» **Given instruction**
All of the lines below are to be transcribed faithfully, with pictures excluded from the copy.

━━ Stored records

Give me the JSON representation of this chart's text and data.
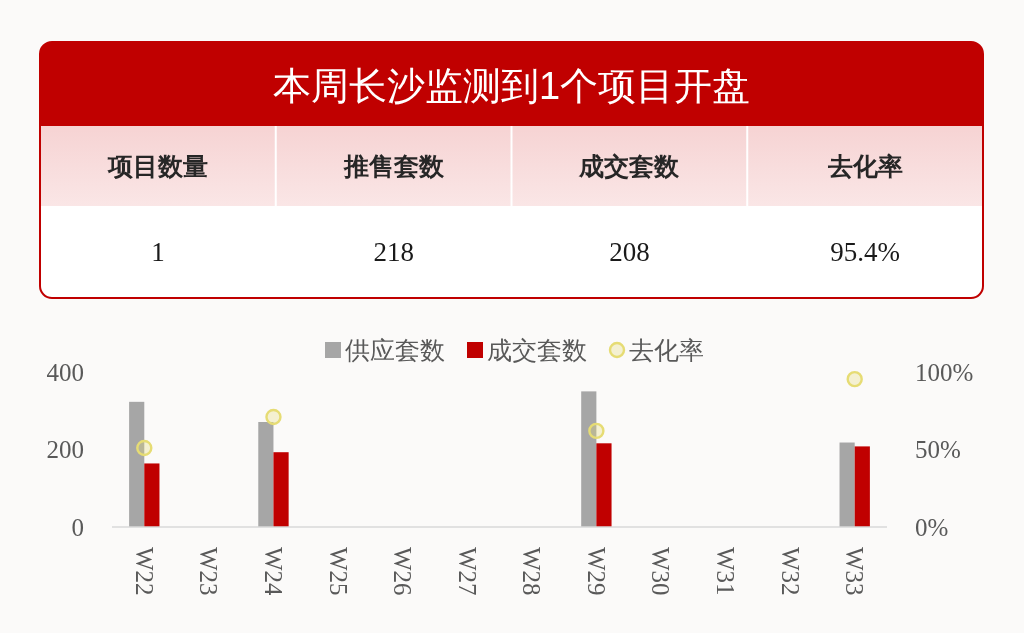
{
  "chart_data": [
    {
      "type": "other",
      "title": "本周长沙监测到1个项目开盘",
      "categories": [
        "项目数量",
        "推售套数",
        "成交套数",
        "去化率"
      ],
      "value_labels": [
        "1",
        "218",
        "208",
        "95.4%"
      ]
    },
    {
      "type": "bar",
      "categories": [
        "W22",
        "W23",
        "W24",
        "W25",
        "W26",
        "W27",
        "W28",
        "W29",
        "W30",
        "W31",
        "W32",
        "W33"
      ],
      "series": [
        {
          "name": "供应套数",
          "color": "#a6a6a6",
          "values": [
            323,
            null,
            271,
            null,
            null,
            null,
            null,
            350,
            null,
            null,
            null,
            218
          ]
        },
        {
          "name": "成交套数",
          "color": "#c00000",
          "values": [
            164,
            null,
            193,
            null,
            null,
            null,
            null,
            216,
            null,
            null,
            null,
            208
          ]
        },
        {
          "name": "去化率",
          "type": "scatter",
          "axis": "y2",
          "marker": "circle",
          "color": "#e6dc74",
          "values": [
            51,
            null,
            71,
            null,
            null,
            null,
            null,
            62,
            null,
            null,
            null,
            95.4
          ]
        }
      ],
      "ylim": [
        0,
        400
      ],
      "yticks": [
        0,
        200,
        400
      ],
      "y2lim": [
        0,
        100
      ],
      "y2ticks": [
        {
          "value": 0,
          "label": "0%"
        },
        {
          "value": 50,
          "label": "50%"
        },
        {
          "value": 100,
          "label": "100%"
        }
      ],
      "legend": "top"
    }
  ]
}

━━━━

» **Finished task**
Give me the JSON representation of this chart's text and data.
{
  "chart_data": [
    {
      "type": "other",
      "title": "本周长沙监测到1个项目开盘",
      "categories": [
        "项目数量",
        "推售套数",
        "成交套数",
        "去化率"
      ],
      "value_labels": [
        "1",
        "218",
        "208",
        "95.4%"
      ]
    },
    {
      "type": "bar",
      "categories": [
        "W22",
        "W23",
        "W24",
        "W25",
        "W26",
        "W27",
        "W28",
        "W29",
        "W30",
        "W31",
        "W32",
        "W33"
      ],
      "series": [
        {
          "name": "供应套数",
          "color": "#a6a6a6",
          "values": [
            323,
            null,
            271,
            null,
            null,
            null,
            null,
            350,
            null,
            null,
            null,
            218
          ]
        },
        {
          "name": "成交套数",
          "color": "#c00000",
          "values": [
            164,
            null,
            193,
            null,
            null,
            null,
            null,
            216,
            null,
            null,
            null,
            208
          ]
        },
        {
          "name": "去化率",
          "type": "scatter",
          "axis": "y2",
          "marker": "circle",
          "color": "#e6dc74",
          "values": [
            51,
            null,
            71,
            null,
            null,
            null,
            null,
            62,
            null,
            null,
            null,
            95.4
          ]
        }
      ],
      "ylim": [
        0,
        400
      ],
      "yticks": [
        0,
        200,
        400
      ],
      "y2lim": [
        0,
        100
      ],
      "y2ticks": [
        {
          "value": 0,
          "label": "0%"
        },
        {
          "value": 50,
          "label": "50%"
        },
        {
          "value": 100,
          "label": "100%"
        }
      ],
      "legend": "top"
    }
  ]
}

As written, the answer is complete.